■ **DO THIS**: From the entries below, copy every line that holds the word "洋务运动".

■ **DATASET CONTENT**:

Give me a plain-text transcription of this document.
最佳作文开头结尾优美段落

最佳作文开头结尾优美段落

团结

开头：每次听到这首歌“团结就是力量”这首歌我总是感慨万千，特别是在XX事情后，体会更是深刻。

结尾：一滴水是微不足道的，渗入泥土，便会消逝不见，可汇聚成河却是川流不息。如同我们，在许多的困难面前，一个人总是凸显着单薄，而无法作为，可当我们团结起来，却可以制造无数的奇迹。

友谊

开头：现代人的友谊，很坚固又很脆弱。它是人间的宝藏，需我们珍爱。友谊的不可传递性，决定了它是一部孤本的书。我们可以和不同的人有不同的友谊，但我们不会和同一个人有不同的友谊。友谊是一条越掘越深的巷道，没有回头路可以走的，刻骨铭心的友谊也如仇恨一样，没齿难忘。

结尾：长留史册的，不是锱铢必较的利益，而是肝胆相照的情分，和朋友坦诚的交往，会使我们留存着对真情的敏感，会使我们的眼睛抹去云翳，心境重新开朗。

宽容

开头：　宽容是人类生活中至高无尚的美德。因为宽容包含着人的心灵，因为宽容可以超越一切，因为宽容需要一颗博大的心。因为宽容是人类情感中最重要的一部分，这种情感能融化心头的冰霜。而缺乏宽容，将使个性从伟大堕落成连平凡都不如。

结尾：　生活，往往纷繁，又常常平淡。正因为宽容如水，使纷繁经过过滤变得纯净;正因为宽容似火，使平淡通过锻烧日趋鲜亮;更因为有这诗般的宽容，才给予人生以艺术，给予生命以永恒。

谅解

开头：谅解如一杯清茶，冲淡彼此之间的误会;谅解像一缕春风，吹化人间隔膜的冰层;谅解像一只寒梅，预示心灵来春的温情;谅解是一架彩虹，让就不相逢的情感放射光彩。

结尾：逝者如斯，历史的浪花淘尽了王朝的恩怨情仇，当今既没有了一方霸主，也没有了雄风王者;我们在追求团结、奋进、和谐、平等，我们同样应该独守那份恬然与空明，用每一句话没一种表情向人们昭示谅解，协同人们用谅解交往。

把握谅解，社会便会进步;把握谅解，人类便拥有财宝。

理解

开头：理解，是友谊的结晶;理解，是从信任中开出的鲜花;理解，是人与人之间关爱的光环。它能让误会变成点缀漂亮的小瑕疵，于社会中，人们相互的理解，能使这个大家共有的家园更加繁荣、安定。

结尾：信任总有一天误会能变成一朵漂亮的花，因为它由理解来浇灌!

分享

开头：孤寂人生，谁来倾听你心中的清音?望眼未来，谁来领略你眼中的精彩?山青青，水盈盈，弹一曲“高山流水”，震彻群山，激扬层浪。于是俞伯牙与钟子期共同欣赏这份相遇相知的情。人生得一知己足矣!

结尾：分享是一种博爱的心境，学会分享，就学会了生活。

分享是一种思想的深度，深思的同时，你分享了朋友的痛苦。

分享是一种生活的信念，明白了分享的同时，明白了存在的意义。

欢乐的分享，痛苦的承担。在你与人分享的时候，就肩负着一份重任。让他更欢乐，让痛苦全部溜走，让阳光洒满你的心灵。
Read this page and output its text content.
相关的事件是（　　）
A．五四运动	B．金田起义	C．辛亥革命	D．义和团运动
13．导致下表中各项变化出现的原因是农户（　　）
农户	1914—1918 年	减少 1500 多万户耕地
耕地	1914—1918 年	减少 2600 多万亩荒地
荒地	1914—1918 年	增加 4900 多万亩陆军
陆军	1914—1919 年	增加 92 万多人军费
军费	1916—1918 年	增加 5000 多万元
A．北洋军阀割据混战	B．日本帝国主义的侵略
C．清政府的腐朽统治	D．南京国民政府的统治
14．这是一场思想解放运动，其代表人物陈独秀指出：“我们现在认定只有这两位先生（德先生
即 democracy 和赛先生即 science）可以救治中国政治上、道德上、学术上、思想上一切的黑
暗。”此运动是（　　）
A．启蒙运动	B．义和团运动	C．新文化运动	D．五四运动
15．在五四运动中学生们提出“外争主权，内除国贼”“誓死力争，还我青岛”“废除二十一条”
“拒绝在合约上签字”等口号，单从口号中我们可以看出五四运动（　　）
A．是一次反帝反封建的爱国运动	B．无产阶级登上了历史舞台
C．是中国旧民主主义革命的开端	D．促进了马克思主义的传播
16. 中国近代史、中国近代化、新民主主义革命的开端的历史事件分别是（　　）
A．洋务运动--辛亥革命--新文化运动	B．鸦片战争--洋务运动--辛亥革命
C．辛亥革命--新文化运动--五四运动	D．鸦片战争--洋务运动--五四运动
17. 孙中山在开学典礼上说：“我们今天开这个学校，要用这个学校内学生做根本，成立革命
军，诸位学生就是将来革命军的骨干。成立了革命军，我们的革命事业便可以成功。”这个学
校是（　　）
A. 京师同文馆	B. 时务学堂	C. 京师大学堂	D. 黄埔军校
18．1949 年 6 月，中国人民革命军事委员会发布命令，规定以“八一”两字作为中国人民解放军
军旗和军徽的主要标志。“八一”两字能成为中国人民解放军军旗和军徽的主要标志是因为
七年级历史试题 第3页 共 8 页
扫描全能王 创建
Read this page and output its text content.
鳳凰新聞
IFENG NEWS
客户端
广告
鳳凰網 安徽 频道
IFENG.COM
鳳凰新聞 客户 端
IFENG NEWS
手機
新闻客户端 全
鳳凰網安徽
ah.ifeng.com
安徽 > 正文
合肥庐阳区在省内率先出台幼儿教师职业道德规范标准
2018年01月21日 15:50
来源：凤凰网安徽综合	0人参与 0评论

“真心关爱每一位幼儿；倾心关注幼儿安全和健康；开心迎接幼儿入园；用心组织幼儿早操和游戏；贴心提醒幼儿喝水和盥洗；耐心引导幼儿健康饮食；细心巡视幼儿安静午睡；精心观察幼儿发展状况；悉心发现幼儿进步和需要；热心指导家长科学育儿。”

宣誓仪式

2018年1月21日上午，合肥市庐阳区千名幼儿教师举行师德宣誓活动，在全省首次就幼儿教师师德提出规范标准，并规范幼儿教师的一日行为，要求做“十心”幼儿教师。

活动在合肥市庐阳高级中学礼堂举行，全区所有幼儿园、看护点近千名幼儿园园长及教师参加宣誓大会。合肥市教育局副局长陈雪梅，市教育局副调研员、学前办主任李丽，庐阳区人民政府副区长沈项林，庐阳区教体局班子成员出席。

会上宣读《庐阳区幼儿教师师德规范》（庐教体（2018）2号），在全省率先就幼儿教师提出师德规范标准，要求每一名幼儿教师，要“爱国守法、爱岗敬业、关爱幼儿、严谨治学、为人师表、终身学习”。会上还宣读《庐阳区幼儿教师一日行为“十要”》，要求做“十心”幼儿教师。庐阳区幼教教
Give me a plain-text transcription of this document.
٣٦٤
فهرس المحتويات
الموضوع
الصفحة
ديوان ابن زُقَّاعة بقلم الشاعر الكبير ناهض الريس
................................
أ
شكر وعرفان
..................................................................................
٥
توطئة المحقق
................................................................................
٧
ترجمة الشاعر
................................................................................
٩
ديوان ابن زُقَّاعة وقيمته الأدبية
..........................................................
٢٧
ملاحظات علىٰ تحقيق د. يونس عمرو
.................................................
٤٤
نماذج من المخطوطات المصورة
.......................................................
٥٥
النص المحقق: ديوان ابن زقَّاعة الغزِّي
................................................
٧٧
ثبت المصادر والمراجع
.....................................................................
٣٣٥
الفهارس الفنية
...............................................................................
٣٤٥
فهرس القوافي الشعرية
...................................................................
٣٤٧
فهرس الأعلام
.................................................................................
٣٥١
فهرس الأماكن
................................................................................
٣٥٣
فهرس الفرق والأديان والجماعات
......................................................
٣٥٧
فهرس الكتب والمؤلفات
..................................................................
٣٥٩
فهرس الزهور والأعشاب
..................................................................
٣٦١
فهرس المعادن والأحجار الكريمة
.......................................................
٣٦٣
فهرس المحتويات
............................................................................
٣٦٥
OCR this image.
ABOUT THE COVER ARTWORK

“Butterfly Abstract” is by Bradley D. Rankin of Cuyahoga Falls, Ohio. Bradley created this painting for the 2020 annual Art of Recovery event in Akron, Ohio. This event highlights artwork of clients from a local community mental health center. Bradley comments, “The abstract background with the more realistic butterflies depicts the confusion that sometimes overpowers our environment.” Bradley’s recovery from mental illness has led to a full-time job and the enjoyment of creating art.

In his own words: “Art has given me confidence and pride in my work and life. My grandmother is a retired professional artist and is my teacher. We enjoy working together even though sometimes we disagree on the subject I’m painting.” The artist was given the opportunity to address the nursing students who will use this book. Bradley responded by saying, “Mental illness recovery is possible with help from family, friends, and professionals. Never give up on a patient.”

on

■ **REPLY**:
A．洋务运动--辛亥革命--新文化运动	B．鸦片战争--洋务运动--辛亥革命
C．辛亥革命--新文化运动--五四运动	D．鸦片战争--洋务运动--五四运动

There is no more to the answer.